[start Records supplied]
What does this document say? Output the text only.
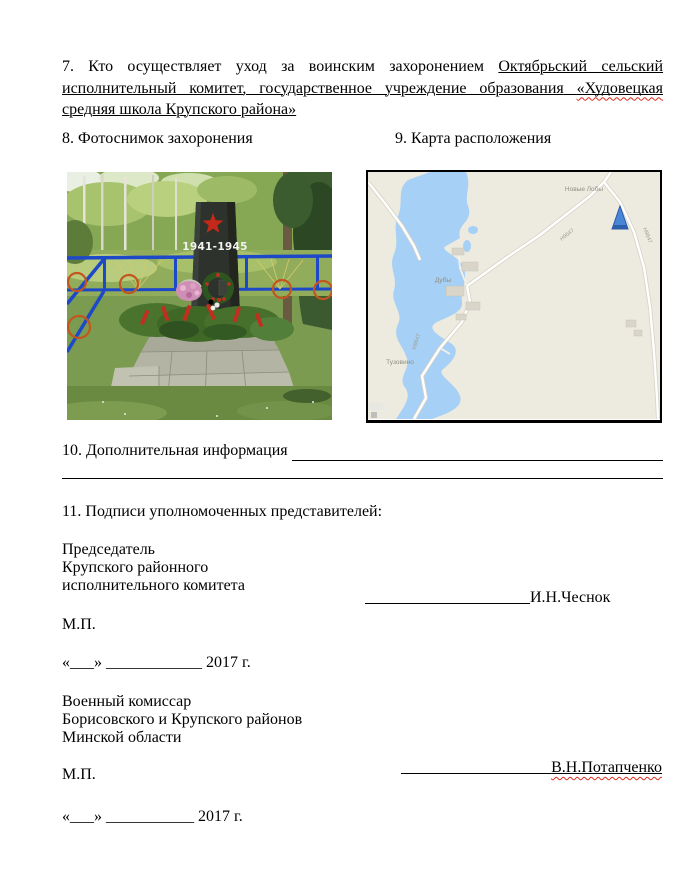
7. Кто осуществляет уход за воинским захоронением Октябрьский сельский исполнительный комитет, государственное учреждение образования «Худовецкая средняя школа Крупского района»

8. Фотоснимок захоронения	9. Карта расположения
1941-1945
Новые Лобы
Дубы
Тузовино
Н9647
Н9647	Н9647
10. Дополнительная информация
11. Подписи уполномоченных представителей:
Председатель
Крупского районного
исполнительного комитета
И.Н.Чеснок
М.П.
«___» ____________ 2017 г.
Военный комиссар
Борисовского и Крупского районов
Минской области
В.Н.Потапченко
М.П.
«___» ___________ 2017 г.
[end Records supplied]
» **Task goal**
Exactly how many lines of the listing above contain the string "Крупского"? Give no more than the number.

» **Full solution**
3